▶ [Given instruction] Repeat the lines of the data listing below verbatim, beginning with the first line and ending after the line that contains "rank-current-value: 12/18 [112,248,226,278]".

Data listing:
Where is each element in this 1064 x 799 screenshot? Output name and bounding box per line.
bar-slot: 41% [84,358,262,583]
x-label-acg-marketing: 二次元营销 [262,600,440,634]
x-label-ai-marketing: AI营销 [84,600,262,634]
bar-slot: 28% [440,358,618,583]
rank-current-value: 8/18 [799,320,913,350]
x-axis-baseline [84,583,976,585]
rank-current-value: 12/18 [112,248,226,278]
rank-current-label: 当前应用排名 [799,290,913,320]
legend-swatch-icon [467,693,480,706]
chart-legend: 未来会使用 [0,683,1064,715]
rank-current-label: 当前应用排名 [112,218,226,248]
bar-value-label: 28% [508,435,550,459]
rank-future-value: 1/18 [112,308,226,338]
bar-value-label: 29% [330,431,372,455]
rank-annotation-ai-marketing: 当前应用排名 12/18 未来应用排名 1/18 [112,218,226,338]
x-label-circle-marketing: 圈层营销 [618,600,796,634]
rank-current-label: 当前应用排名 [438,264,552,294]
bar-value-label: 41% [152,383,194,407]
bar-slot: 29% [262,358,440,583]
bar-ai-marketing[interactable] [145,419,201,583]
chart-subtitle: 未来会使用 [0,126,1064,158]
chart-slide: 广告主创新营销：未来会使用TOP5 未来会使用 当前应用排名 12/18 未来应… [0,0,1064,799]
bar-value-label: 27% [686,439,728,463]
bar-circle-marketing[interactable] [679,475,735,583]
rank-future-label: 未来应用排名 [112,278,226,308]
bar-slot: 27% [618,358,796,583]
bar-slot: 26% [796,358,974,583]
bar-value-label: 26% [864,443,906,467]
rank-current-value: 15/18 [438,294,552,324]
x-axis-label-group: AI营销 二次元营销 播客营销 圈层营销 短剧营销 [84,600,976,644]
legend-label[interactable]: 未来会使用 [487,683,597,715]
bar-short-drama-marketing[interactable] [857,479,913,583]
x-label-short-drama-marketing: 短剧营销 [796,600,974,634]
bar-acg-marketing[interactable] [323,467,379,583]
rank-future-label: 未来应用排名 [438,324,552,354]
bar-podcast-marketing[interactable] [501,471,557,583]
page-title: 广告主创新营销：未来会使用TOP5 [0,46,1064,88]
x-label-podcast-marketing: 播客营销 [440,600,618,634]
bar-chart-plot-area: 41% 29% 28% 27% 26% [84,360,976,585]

▶ [Result for this exercise]
Where is each element in this 1064 x 799 screenshot? Output name and bounding box per line.
bar-slot: 41% [84,358,262,583]
x-label-acg-marketing: 二次元营销 [262,600,440,634]
x-label-ai-marketing: AI营销 [84,600,262,634]
bar-slot: 28% [440,358,618,583]
rank-current-value: 8/18 [799,320,913,350]
x-axis-baseline [84,583,976,585]
rank-current-value: 12/18 [112,248,226,278]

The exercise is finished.